> PROBLEM TO WORK ON
In the entries below, find the lines that contain the word "JSON" and copy them.

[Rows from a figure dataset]
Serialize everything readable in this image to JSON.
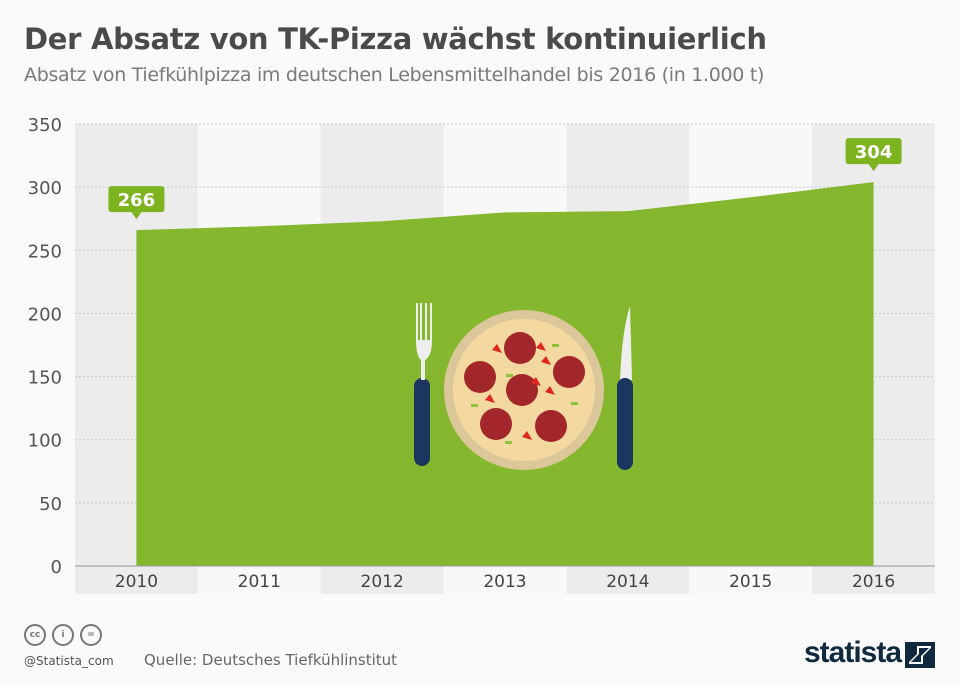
{
  "header": {
    "title": "Der Absatz von TK-Pizza wächst kontinuierlich",
    "subtitle": "Absatz von Tiefkühlpizza im deutschen Lebensmittelhandel bis 2016 (in 1.000 t)"
  },
  "footer": {
    "handle": "@Statista_com",
    "source": "Quelle: Deutsches Tiefkühlinstitut",
    "logo": "statista",
    "license_icons": [
      "cc-icon",
      "by-icon",
      "nd-icon"
    ],
    "license_text": [
      "cc",
      "i",
      "="
    ]
  },
  "colors": {
    "area": "#7db31f",
    "band": "#ececec",
    "label_bg": "#7db31f",
    "text": "#4a4a4a"
  },
  "chart_data": {
    "type": "area",
    "title": "Der Absatz von TK-Pizza wächst kontinuierlich",
    "categories": [
      "2010",
      "2011",
      "2012",
      "2013",
      "2014",
      "2015",
      "2016"
    ],
    "values": [
      266,
      269,
      273,
      280,
      281,
      292,
      304
    ],
    "labeled": {
      "2010": "266",
      "2016": "304"
    },
    "ylim": [
      0,
      350
    ],
    "yticks": [
      "0",
      "50",
      "100",
      "150",
      "200",
      "250",
      "300",
      "350"
    ],
    "grid": true,
    "xlabel": "",
    "ylabel": ""
  }
}
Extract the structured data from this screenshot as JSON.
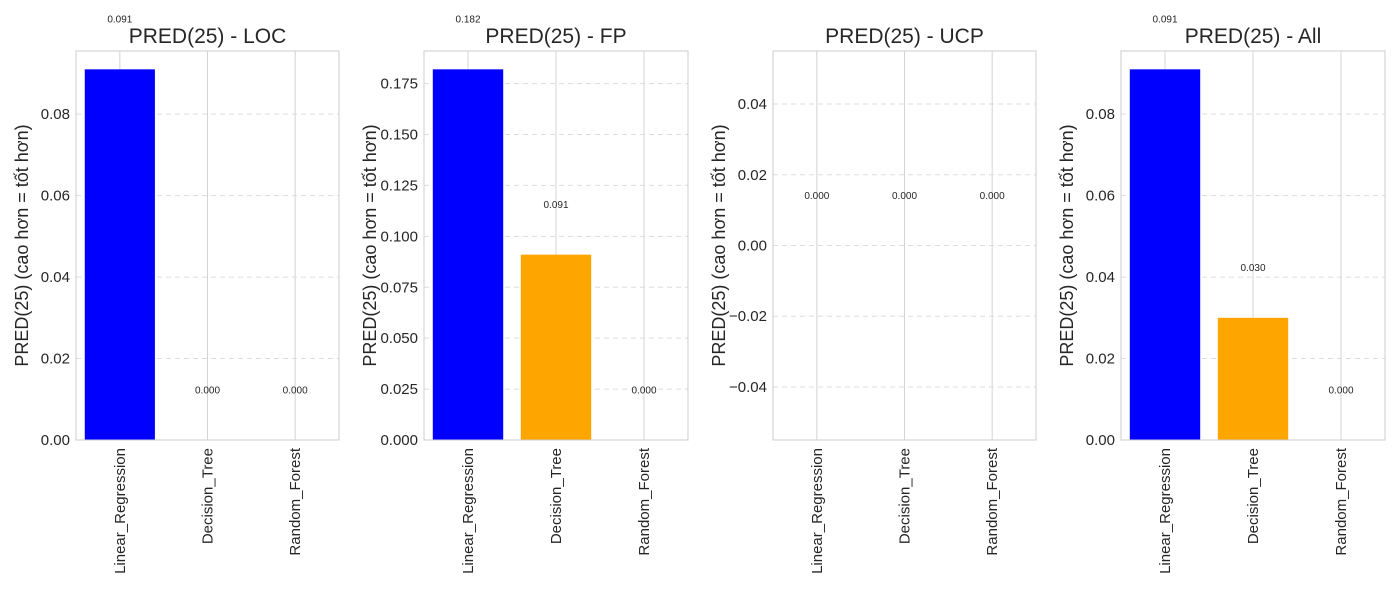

> SOLUTION FOR THIS TASK
Serialize everything readable in this image to JSON.
Extract the structured data from this screenshot as JSON.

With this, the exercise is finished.